▶ [Instructions for the task] Reproduce the material below line for line, leaving every character unchanged.

** Begin Source records **

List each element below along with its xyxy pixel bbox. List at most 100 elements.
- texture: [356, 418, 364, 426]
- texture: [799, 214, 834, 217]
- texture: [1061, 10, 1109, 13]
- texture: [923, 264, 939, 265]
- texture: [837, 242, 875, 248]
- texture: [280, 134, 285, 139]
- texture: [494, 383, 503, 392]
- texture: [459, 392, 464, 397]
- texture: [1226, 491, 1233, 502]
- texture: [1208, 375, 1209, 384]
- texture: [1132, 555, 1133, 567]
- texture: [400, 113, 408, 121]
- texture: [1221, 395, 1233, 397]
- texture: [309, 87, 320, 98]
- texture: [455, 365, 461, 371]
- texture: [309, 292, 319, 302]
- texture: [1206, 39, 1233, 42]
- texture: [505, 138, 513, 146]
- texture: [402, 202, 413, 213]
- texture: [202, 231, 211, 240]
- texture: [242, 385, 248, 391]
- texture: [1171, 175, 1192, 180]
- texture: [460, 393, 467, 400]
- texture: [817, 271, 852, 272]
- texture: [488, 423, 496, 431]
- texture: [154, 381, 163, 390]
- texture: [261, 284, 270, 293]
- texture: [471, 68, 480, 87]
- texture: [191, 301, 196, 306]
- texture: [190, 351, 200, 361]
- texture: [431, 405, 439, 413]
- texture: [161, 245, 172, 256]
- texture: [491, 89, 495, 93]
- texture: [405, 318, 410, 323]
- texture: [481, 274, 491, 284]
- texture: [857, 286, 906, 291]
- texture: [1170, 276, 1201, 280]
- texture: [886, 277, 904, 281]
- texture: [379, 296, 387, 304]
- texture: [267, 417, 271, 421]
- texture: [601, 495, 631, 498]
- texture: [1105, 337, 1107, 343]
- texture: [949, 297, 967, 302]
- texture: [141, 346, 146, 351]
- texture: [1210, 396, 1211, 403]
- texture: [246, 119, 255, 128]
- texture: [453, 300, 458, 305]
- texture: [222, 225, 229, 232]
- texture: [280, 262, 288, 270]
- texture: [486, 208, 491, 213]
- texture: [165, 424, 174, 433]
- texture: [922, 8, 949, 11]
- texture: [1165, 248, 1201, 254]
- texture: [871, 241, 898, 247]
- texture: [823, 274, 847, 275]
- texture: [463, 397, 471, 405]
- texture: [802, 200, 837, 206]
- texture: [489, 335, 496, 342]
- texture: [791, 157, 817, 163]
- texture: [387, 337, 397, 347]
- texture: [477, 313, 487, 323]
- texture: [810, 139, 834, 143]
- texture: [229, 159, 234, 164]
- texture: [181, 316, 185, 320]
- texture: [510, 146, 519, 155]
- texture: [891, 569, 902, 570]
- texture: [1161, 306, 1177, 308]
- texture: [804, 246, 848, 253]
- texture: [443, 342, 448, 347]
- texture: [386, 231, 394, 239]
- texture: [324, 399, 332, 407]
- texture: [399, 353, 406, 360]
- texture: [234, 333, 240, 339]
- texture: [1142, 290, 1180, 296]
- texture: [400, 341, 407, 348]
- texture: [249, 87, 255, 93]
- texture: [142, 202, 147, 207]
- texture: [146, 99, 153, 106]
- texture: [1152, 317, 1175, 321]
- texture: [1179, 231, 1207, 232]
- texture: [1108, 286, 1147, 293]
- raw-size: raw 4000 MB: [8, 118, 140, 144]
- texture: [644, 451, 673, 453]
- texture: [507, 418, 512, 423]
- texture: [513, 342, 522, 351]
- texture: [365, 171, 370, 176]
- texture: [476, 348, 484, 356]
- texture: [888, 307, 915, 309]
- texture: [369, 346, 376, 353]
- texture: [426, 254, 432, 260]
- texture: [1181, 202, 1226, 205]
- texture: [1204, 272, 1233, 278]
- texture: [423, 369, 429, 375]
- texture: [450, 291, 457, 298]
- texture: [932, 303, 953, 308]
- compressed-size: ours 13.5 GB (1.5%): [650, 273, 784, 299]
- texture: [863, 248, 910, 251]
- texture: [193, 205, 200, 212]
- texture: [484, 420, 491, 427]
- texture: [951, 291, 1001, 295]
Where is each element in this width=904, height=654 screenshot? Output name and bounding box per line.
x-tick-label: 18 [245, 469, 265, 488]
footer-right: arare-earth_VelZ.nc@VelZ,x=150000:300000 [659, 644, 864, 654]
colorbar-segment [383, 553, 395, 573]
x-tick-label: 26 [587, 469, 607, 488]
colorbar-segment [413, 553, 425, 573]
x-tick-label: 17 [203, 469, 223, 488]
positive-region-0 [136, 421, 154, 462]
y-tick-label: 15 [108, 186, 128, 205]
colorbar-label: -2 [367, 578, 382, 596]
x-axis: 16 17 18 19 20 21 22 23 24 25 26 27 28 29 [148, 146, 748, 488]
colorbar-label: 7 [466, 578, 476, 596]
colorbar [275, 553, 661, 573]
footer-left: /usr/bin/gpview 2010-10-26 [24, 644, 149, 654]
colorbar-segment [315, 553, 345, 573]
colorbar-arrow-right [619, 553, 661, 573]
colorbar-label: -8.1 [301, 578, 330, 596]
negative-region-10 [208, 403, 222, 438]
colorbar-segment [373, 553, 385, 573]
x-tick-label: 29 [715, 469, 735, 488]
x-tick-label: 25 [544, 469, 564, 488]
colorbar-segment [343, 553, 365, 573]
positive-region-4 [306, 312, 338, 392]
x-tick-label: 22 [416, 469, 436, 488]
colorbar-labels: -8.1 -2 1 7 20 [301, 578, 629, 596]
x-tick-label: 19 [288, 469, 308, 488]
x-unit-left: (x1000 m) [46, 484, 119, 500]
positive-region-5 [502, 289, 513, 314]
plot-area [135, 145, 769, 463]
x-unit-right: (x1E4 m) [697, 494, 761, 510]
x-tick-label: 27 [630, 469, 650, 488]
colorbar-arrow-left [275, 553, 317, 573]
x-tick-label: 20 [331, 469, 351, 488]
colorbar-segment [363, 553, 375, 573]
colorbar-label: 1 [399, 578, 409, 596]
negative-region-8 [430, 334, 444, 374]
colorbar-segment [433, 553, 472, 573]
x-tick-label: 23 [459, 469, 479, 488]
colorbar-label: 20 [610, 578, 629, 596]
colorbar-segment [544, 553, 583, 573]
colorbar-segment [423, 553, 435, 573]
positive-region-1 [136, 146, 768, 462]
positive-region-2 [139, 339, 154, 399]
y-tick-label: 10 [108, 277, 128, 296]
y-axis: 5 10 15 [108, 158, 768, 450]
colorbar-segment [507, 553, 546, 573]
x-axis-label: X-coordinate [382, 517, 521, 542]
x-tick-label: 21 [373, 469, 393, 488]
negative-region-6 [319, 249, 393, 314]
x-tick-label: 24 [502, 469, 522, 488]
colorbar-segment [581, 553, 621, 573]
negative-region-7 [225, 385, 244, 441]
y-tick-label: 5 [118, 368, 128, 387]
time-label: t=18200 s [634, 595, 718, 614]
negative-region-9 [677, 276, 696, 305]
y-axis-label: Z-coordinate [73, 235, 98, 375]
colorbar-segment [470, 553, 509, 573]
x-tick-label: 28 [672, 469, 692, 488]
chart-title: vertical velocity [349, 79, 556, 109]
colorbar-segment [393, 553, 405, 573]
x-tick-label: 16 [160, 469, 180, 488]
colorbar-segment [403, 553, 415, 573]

** End Source records **

▶ [Exercise result]
List each element below along with its xyxy pixel bbox. List at most 100 elements.
- texture: [356, 418, 364, 426]
- texture: [799, 214, 834, 217]
- texture: [1061, 10, 1109, 13]
- texture: [923, 264, 939, 265]
- texture: [837, 242, 875, 248]
- texture: [280, 134, 285, 139]
- texture: [494, 383, 503, 392]
- texture: [459, 392, 464, 397]
- texture: [1226, 491, 1233, 502]
- texture: [1208, 375, 1209, 384]
- texture: [1132, 555, 1133, 567]
- texture: [400, 113, 408, 121]
- texture: [1221, 395, 1233, 397]
- texture: [309, 87, 320, 98]
- texture: [455, 365, 461, 371]
- texture: [309, 292, 319, 302]
- texture: [1206, 39, 1233, 42]
- texture: [505, 138, 513, 146]
- texture: [402, 202, 413, 213]
- texture: [202, 231, 211, 240]
- texture: [242, 385, 248, 391]
- texture: [1171, 175, 1192, 180]
- texture: [460, 393, 467, 400]
- texture: [817, 271, 852, 272]
- texture: [488, 423, 496, 431]
- texture: [154, 381, 163, 390]
- texture: [261, 284, 270, 293]
- texture: [471, 68, 480, 87]
- texture: [191, 301, 196, 306]
- texture: [190, 351, 200, 361]
- texture: [431, 405, 439, 413]
- texture: [161, 245, 172, 256]
- texture: [491, 89, 495, 93]
- texture: [405, 318, 410, 323]
- texture: [481, 274, 491, 284]
- texture: [857, 286, 906, 291]
- texture: [1170, 276, 1201, 280]
- texture: [886, 277, 904, 281]
- texture: [379, 296, 387, 304]
- texture: [267, 417, 271, 421]
- texture: [601, 495, 631, 498]
- texture: [1105, 337, 1107, 343]
- texture: [949, 297, 967, 302]
- texture: [141, 346, 146, 351]
- texture: [1210, 396, 1211, 403]
- texture: [246, 119, 255, 128]
- texture: [453, 300, 458, 305]
- texture: [222, 225, 229, 232]
- texture: [280, 262, 288, 270]
- texture: [486, 208, 491, 213]
- texture: [165, 424, 174, 433]
- texture: [922, 8, 949, 11]
- texture: [1165, 248, 1201, 254]
- texture: [871, 241, 898, 247]
- texture: [823, 274, 847, 275]
- texture: [463, 397, 471, 405]
- texture: [802, 200, 837, 206]
- texture: [489, 335, 496, 342]
- texture: [791, 157, 817, 163]
- texture: [387, 337, 397, 347]
- texture: [477, 313, 487, 323]
- texture: [810, 139, 834, 143]
- texture: [229, 159, 234, 164]
- texture: [181, 316, 185, 320]
- texture: [510, 146, 519, 155]
- texture: [891, 569, 902, 570]
- texture: [1161, 306, 1177, 308]
- texture: [804, 246, 848, 253]
- texture: [443, 342, 448, 347]
- texture: [386, 231, 394, 239]
- texture: [324, 399, 332, 407]
- texture: [399, 353, 406, 360]
- texture: [234, 333, 240, 339]
- texture: [1142, 290, 1180, 296]
- texture: [400, 341, 407, 348]
- texture: [249, 87, 255, 93]
- texture: [142, 202, 147, 207]
- texture: [146, 99, 153, 106]
- texture: [1152, 317, 1175, 321]
- texture: [1179, 231, 1207, 232]
- texture: [1108, 286, 1147, 293]
- raw-size: raw 4000 MB: [8, 118, 140, 144]
- texture: [644, 451, 673, 453]
- texture: [507, 418, 512, 423]
- texture: [513, 342, 522, 351]
- texture: [365, 171, 370, 176]
- texture: [476, 348, 484, 356]
- texture: [888, 307, 915, 309]
- texture: [369, 346, 376, 353]
- texture: [426, 254, 432, 260]
- texture: [1181, 202, 1226, 205]
- texture: [1204, 272, 1233, 278]
- texture: [423, 369, 429, 375]
- texture: [450, 291, 457, 298]
- texture: [932, 303, 953, 308]
- compressed-size: ours 13.5 GB (1.5%): [650, 273, 784, 299]
- texture: [863, 248, 910, 251]
- texture: [193, 205, 200, 212]
- texture: [484, 420, 491, 427]
- texture: [951, 291, 1001, 295]
Where is each element in this width=904, height=654 screenshot? Output name and bounding box per line.
x-tick-label: 18 [245, 469, 265, 488]
footer-right: arare-earth_VelZ.nc@VelZ,x=150000:300000 [659, 644, 864, 654]
colorbar-segment [383, 553, 395, 573]
x-tick-label: 26 [587, 469, 607, 488]
colorbar-segment [413, 553, 425, 573]
x-tick-label: 17 [203, 469, 223, 488]
positive-region-0 [136, 421, 154, 462]
y-tick-label: 15 [108, 186, 128, 205]
colorbar-label: -2 [367, 578, 382, 596]
x-axis: 16 17 18 19 20 21 22 23 24 25 26 27 28 29 [148, 146, 748, 488]
colorbar-label: 7 [466, 578, 476, 596]
colorbar [275, 553, 661, 573]
footer-left: /usr/bin/gpview 2010-10-26 [24, 644, 149, 654]
colorbar-segment [315, 553, 345, 573]
colorbar-arrow-right [619, 553, 661, 573]
colorbar-label: -8.1 [301, 578, 330, 596]
negative-region-10 [208, 403, 222, 438]
colorbar-segment [373, 553, 385, 573]
x-tick-label: 29 [715, 469, 735, 488]
x-tick-label: 25 [544, 469, 564, 488]
colorbar-segment [343, 553, 365, 573]
positive-region-4 [306, 312, 338, 392]
x-tick-label: 22 [416, 469, 436, 488]
colorbar-labels: -8.1 -2 1 7 20 [301, 578, 629, 596]
x-tick-label: 19 [288, 469, 308, 488]
x-unit-left: (x1000 m) [46, 484, 119, 500]
positive-region-5 [502, 289, 513, 314]
plot-area [135, 145, 769, 463]
x-unit-right: (x1E4 m) [697, 494, 761, 510]
x-tick-label: 27 [630, 469, 650, 488]
colorbar-arrow-left [275, 553, 317, 573]
x-tick-label: 20 [331, 469, 351, 488]
colorbar-segment [363, 553, 375, 573]
colorbar-label: 1 [399, 578, 409, 596]
negative-region-8 [430, 334, 444, 374]
colorbar-segment [433, 553, 472, 573]
x-tick-label: 23 [459, 469, 479, 488]
colorbar-label: 20 [610, 578, 629, 596]
colorbar-segment [544, 553, 583, 573]
colorbar-segment [423, 553, 435, 573]
positive-region-1 [136, 146, 768, 462]
positive-region-2 [139, 339, 154, 399]
y-tick-label: 10 [108, 277, 128, 296]
y-axis: 5 10 15 [108, 158, 768, 450]
colorbar-segment [507, 553, 546, 573]
x-axis-label: X-coordinate [382, 517, 521, 542]
x-tick-label: 21 [373, 469, 393, 488]
negative-region-6 [319, 249, 393, 314]
x-tick-label: 24 [502, 469, 522, 488]
colorbar-segment [581, 553, 621, 573]
negative-region-7 [225, 385, 244, 441]
y-tick-label: 5 [118, 368, 128, 387]
time-label: t=18200 s [634, 595, 718, 614]
negative-region-9 [677, 276, 696, 305]
y-axis-label: Z-coordinate [73, 235, 98, 375]
colorbar-segment [470, 553, 509, 573]
x-tick-label: 28 [672, 469, 692, 488]
chart-title: vertical velocity [349, 79, 556, 109]
colorbar-segment [393, 553, 405, 573]
x-tick-label: 16 [160, 469, 180, 488]
colorbar-segment [403, 553, 415, 573]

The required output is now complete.